→ **Task instructions**: Repeat each record exactly. Any picture gets left out.

→ **Provided material**:
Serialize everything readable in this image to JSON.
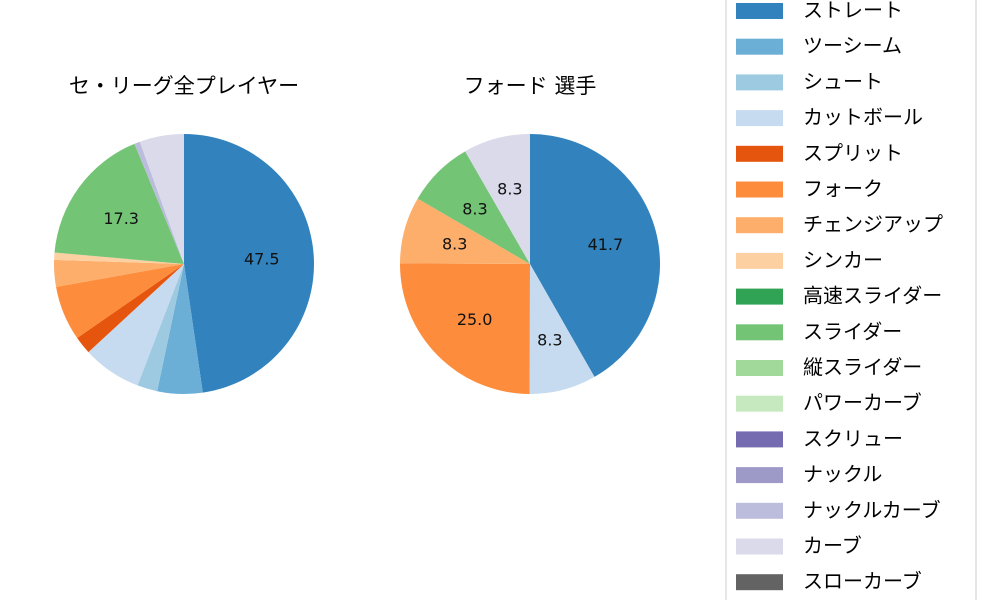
{
  "chart_data": [
    {
      "type": "pie",
      "title": "セ・リーグ全プレイヤー",
      "slices": [
        {
          "name": "ストレート",
          "value": 47.5,
          "color": "#3182bd",
          "label": "47.5"
        },
        {
          "name": "ツーシーム",
          "value": 5.6,
          "color": "#6baed6",
          "label": ""
        },
        {
          "name": "シュート",
          "value": 2.5,
          "color": "#9ecae1",
          "label": ""
        },
        {
          "name": "カットボール",
          "value": 7.3,
          "color": "#c6dbef",
          "label": ""
        },
        {
          "name": "スプリット",
          "value": 2.2,
          "color": "#e6550d",
          "label": ""
        },
        {
          "name": "フォーク",
          "value": 6.8,
          "color": "#fd8d3c",
          "label": ""
        },
        {
          "name": "チェンジアップ",
          "value": 3.3,
          "color": "#fdae6b",
          "label": ""
        },
        {
          "name": "シンカー",
          "value": 0.9,
          "color": "#fdd0a2",
          "label": ""
        },
        {
          "name": "高速スライダー",
          "value": 0.0,
          "color": "#31a354",
          "label": ""
        },
        {
          "name": "スライダー",
          "value": 17.3,
          "color": "#74c476",
          "label": "17.3"
        },
        {
          "name": "縦スライダー",
          "value": 0.0,
          "color": "#a1d99b",
          "label": ""
        },
        {
          "name": "パワーカーブ",
          "value": 0.0,
          "color": "#c7e9c0",
          "label": ""
        },
        {
          "name": "スクリュー",
          "value": 0.0,
          "color": "#756bb1",
          "label": ""
        },
        {
          "name": "ナックル",
          "value": 0.0,
          "color": "#9e9ac8",
          "label": ""
        },
        {
          "name": "ナックルカーブ",
          "value": 0.7,
          "color": "#bcbddc",
          "label": ""
        },
        {
          "name": "カーブ",
          "value": 5.5,
          "color": "#dadaeb",
          "label": ""
        },
        {
          "name": "スローカーブ",
          "value": 0.0,
          "color": "#636363",
          "label": ""
        }
      ]
    },
    {
      "type": "pie",
      "title": "フォード  選手",
      "slices": [
        {
          "name": "ストレート",
          "value": 41.7,
          "color": "#3182bd",
          "label": "41.7"
        },
        {
          "name": "カットボール",
          "value": 8.3,
          "color": "#c6dbef",
          "label": "8.3"
        },
        {
          "name": "フォーク",
          "value": 25.0,
          "color": "#fd8d3c",
          "label": "25.0"
        },
        {
          "name": "チェンジアップ",
          "value": 8.3,
          "color": "#fdae6b",
          "label": "8.3"
        },
        {
          "name": "スライダー",
          "value": 8.3,
          "color": "#74c476",
          "label": "8.3"
        },
        {
          "name": "カーブ",
          "value": 8.3,
          "color": "#dadaeb",
          "label": "8.3"
        }
      ]
    }
  ],
  "legend": {
    "placement": "right",
    "items": [
      {
        "name": "ストレート",
        "color": "#3182bd"
      },
      {
        "name": "ツーシーム",
        "color": "#6baed6"
      },
      {
        "name": "シュート",
        "color": "#9ecae1"
      },
      {
        "name": "カットボール",
        "color": "#c6dbef"
      },
      {
        "name": "スプリット",
        "color": "#e6550d"
      },
      {
        "name": "フォーク",
        "color": "#fd8d3c"
      },
      {
        "name": "チェンジアップ",
        "color": "#fdae6b"
      },
      {
        "name": "シンカー",
        "color": "#fdd0a2"
      },
      {
        "name": "高速スライダー",
        "color": "#31a354"
      },
      {
        "name": "スライダー",
        "color": "#74c476"
      },
      {
        "name": "縦スライダー",
        "color": "#a1d99b"
      },
      {
        "name": "パワーカーブ",
        "color": "#c7e9c0"
      },
      {
        "name": "スクリュー",
        "color": "#756bb1"
      },
      {
        "name": "ナックル",
        "color": "#9e9ac8"
      },
      {
        "name": "ナックルカーブ",
        "color": "#bcbddc"
      },
      {
        "name": "カーブ",
        "color": "#dadaeb"
      },
      {
        "name": "スローカーブ",
        "color": "#636363"
      }
    ]
  }
}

→ **Result below**:
Serialize everything readable in this image to JSON.
{
  "chart_data": [
    {
      "type": "pie",
      "title": "セ・リーグ全プレイヤー",
      "slices": [
        {
          "name": "ストレート",
          "value": 47.5,
          "color": "#3182bd",
          "label": "47.5"
        },
        {
          "name": "ツーシーム",
          "value": 5.6,
          "color": "#6baed6",
          "label": ""
        },
        {
          "name": "シュート",
          "value": 2.5,
          "color": "#9ecae1",
          "label": ""
        },
        {
          "name": "カットボール",
          "value": 7.3,
          "color": "#c6dbef",
          "label": ""
        },
        {
          "name": "スプリット",
          "value": 2.2,
          "color": "#e6550d",
          "label": ""
        },
        {
          "name": "フォーク",
          "value": 6.8,
          "color": "#fd8d3c",
          "label": ""
        },
        {
          "name": "チェンジアップ",
          "value": 3.3,
          "color": "#fdae6b",
          "label": ""
        },
        {
          "name": "シンカー",
          "value": 0.9,
          "color": "#fdd0a2",
          "label": ""
        },
        {
          "name": "高速スライダー",
          "value": 0.0,
          "color": "#31a354",
          "label": ""
        },
        {
          "name": "スライダー",
          "value": 17.3,
          "color": "#74c476",
          "label": "17.3"
        },
        {
          "name": "縦スライダー",
          "value": 0.0,
          "color": "#a1d99b",
          "label": ""
        },
        {
          "name": "パワーカーブ",
          "value": 0.0,
          "color": "#c7e9c0",
          "label": ""
        },
        {
          "name": "スクリュー",
          "value": 0.0,
          "color": "#756bb1",
          "label": ""
        },
        {
          "name": "ナックル",
          "value": 0.0,
          "color": "#9e9ac8",
          "label": ""
        },
        {
          "name": "ナックルカーブ",
          "value": 0.7,
          "color": "#bcbddc",
          "label": ""
        },
        {
          "name": "カーブ",
          "value": 5.5,
          "color": "#dadaeb",
          "label": ""
        },
        {
          "name": "スローカーブ",
          "value": 0.0,
          "color": "#636363",
          "label": ""
        }
      ]
    },
    {
      "type": "pie",
      "title": "フォード  選手",
      "slices": [
        {
          "name": "ストレート",
          "value": 41.7,
          "color": "#3182bd",
          "label": "41.7"
        },
        {
          "name": "カットボール",
          "value": 8.3,
          "color": "#c6dbef",
          "label": "8.3"
        },
        {
          "name": "フォーク",
          "value": 25.0,
          "color": "#fd8d3c",
          "label": "25.0"
        },
        {
          "name": "チェンジアップ",
          "value": 8.3,
          "color": "#fdae6b",
          "label": "8.3"
        },
        {
          "name": "スライダー",
          "value": 8.3,
          "color": "#74c476",
          "label": "8.3"
        },
        {
          "name": "カーブ",
          "value": 8.3,
          "color": "#dadaeb",
          "label": "8.3"
        }
      ]
    }
  ],
  "legend": {
    "placement": "right",
    "items": [
      {
        "name": "ストレート",
        "color": "#3182bd"
      },
      {
        "name": "ツーシーム",
        "color": "#6baed6"
      },
      {
        "name": "シュート",
        "color": "#9ecae1"
      },
      {
        "name": "カットボール",
        "color": "#c6dbef"
      },
      {
        "name": "スプリット",
        "color": "#e6550d"
      },
      {
        "name": "フォーク",
        "color": "#fd8d3c"
      },
      {
        "name": "チェンジアップ",
        "color": "#fdae6b"
      },
      {
        "name": "シンカー",
        "color": "#fdd0a2"
      },
      {
        "name": "高速スライダー",
        "color": "#31a354"
      },
      {
        "name": "スライダー",
        "color": "#74c476"
      },
      {
        "name": "縦スライダー",
        "color": "#a1d99b"
      },
      {
        "name": "パワーカーブ",
        "color": "#c7e9c0"
      },
      {
        "name": "スクリュー",
        "color": "#756bb1"
      },
      {
        "name": "ナックル",
        "color": "#9e9ac8"
      },
      {
        "name": "ナックルカーブ",
        "color": "#bcbddc"
      },
      {
        "name": "カーブ",
        "color": "#dadaeb"
      },
      {
        "name": "スローカーブ",
        "color": "#636363"
      }
    ]
  }
}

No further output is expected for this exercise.